Written exercise. Turn the stretch of the material from its first line through the line containing "The linkage 162 is at (150, 188)." into a JSON list of strings with one string per line, leaving out any blank lines.

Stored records
--*--

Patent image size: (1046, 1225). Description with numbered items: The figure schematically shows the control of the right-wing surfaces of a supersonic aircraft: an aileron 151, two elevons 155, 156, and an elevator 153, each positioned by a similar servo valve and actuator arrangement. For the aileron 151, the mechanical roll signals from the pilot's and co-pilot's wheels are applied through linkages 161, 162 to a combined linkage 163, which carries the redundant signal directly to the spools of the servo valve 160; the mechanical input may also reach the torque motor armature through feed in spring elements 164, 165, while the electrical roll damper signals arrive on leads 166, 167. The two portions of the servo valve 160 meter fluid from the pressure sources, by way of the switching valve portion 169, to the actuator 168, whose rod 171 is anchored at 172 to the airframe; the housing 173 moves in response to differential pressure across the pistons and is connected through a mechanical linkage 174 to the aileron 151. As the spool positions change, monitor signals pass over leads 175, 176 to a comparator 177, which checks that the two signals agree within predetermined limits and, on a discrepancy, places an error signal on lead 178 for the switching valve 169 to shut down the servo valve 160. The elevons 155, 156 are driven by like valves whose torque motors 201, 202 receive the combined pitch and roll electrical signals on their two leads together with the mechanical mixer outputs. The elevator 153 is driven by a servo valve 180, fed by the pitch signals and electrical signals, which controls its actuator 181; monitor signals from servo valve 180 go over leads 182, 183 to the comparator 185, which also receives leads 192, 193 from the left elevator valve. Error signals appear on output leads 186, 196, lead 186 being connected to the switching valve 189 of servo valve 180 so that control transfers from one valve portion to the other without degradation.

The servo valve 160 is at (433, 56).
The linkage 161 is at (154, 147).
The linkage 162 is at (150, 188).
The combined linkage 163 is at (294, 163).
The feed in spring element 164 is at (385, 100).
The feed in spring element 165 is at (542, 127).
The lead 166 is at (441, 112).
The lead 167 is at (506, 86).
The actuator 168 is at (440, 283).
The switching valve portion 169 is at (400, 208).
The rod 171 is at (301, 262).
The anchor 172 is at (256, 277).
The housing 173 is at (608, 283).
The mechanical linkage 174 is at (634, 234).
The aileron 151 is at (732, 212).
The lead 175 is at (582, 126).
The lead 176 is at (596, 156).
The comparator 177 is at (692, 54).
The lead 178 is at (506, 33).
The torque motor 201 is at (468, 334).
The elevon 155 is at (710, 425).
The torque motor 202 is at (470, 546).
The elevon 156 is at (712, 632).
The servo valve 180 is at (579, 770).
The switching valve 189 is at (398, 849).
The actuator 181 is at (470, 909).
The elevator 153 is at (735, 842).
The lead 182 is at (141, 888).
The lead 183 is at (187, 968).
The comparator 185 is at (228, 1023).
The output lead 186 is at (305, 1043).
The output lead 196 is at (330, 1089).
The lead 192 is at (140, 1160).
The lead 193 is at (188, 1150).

--*--

Task result.
[
  "Patent image size: (1046, 1225). Description with numbered items: The figure schematically shows the control of the right-wing surfaces of a supersonic aircraft: an aileron 151, two elevons 155, 156, and an elevator 153, each positioned by a similar servo valve and actuator arrangement. For the aileron 151, the mechanical roll signals from the pilot's and co-pilot's wheels are applied through linkages 161, 162 to a combined linkage 163, which carries the redundant signal directly to the spools of the servo valve 160; the mechanical input may also reach the torque motor armature through feed in spring elements 164, 165, while the electrical roll damper signals arrive on leads 166, 167. The two portions of the servo valve 160 meter fluid from the pressure sources, by way of the switching valve portion 169, to the actuator 168, whose rod 171 is anchored at 172 to the airframe; the housing 173 moves in response to differential pressure across the pistons and is connected through a mechanical linkage 174 to the aileron 151. As the spool positions change, monitor signals pass over leads 175, 176 to a comparator 177, which checks that the two signals agree within predetermined limits and, on a discrepancy, places an error signal on lead 178 for the switching valve 169 to shut down the servo valve 160. The elevons 155, 156 are driven by like valves whose torque motors 201, 202 receive the combined pitch and roll electrical signals on their two leads together with the mechanical mixer outputs. The elevator 153 is driven by a servo valve 180, fed by the pitch signals and electrical signals, which controls its actuator 181; monitor signals from servo valve 180 go over leads 182, 183 to the comparator 185, which also receives leads 192, 193 from the left elevator valve. Error signals appear on output leads 186, 196, lead 186 being connected to the switching valve 189 of servo valve 180 so that control transfers from one valve portion to the other without degradation.",
  "The servo valve 160 is at (433, 56).",
  "The linkage 161 is at (154, 147).",
  "The linkage 162 is at (150, 188)."
]